[begin Dataset excerpts]
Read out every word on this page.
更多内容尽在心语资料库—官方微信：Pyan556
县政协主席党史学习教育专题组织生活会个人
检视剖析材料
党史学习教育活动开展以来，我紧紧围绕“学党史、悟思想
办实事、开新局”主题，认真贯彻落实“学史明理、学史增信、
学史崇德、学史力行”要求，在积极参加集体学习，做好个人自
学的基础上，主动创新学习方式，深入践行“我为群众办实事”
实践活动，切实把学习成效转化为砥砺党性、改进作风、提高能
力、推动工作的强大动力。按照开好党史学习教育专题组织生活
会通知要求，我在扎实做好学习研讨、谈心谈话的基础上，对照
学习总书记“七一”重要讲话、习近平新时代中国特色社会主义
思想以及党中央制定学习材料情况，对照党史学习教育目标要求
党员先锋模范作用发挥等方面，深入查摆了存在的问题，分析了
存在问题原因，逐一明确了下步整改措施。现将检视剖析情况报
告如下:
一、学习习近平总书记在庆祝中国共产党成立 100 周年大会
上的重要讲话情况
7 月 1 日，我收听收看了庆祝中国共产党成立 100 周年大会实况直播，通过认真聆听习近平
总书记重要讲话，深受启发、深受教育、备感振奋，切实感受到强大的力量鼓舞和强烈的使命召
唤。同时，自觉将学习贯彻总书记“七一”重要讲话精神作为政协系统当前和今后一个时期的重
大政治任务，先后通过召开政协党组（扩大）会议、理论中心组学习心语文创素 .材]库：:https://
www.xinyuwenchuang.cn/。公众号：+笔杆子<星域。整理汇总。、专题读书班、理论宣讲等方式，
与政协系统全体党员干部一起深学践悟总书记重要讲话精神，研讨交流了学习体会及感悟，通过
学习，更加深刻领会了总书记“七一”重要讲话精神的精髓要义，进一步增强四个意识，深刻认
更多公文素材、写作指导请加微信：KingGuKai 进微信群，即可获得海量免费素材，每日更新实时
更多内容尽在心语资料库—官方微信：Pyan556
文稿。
[end Dataset excerpts]
Copy out all of the records shown above exactly.

Read out every word on this page.
更多内容尽在心语资料库—官方微信：Pyan556
县政协主席党史学习教育专题组织生活会个人
检视剖析材料
党史学习教育活动开展以来，我紧紧围绕“学党史、悟思想
办实事、开新局”主题，认真贯彻落实“学史明理、学史增信、
学史崇德、学史力行”要求，在积极参加集体学习，做好个人自
学的基础上，主动创新学习方式，深入践行“我为群众办实事”
实践活动，切实把学习成效转化为砥砺党性、改进作风、提高能
力、推动工作的强大动力。按照开好党史学习教育专题组织生活
会通知要求，我在扎实做好学习研讨、谈心谈话的基础上，对照
学习总书记“七一”重要讲话、习近平新时代中国特色社会主义
思想以及党中央制定学习材料情况，对照党史学习教育目标要求
党员先锋模范作用发挥等方面，深入查摆了存在的问题，分析了
存在问题原因，逐一明确了下步整改措施。现将检视剖析情况报
告如下:
一、学习习近平总书记在庆祝中国共产党成立 100 周年大会
上的重要讲话情况
7 月 1 日，我收听收看了庆祝中国共产党成立 100 周年大会实况直播，通过认真聆听习近平
总书记重要讲话，深受启发、深受教育、备感振奋，切实感受到强大的力量鼓舞和强烈的使命召
唤。同时，自觉将学习贯彻总书记“七一”重要讲话精神作为政协系统当前和今后一个时期的重
大政治任务，先后通过召开政协党组（扩大）会议、理论中心组学习心语文创素 .材]库：:https://
www.xinyuwenchuang.cn/。公众号：+笔杆子<星域。整理汇总。、专题读书班、理论宣讲等方式，
与政协系统全体党员干部一起深学践悟总书记重要讲话精神，研讨交流了学习体会及感悟，通过
学习，更加深刻领会了总书记“七一”重要讲话精神的精髓要义，进一步增强四个意识，深刻认
更多公文素材、写作指导请加微信：KingGuKai 进微信群，即可获得海量免费素材，每日更新实时
更多内容尽在心语资料库—官方微信：Pyan556
文稿。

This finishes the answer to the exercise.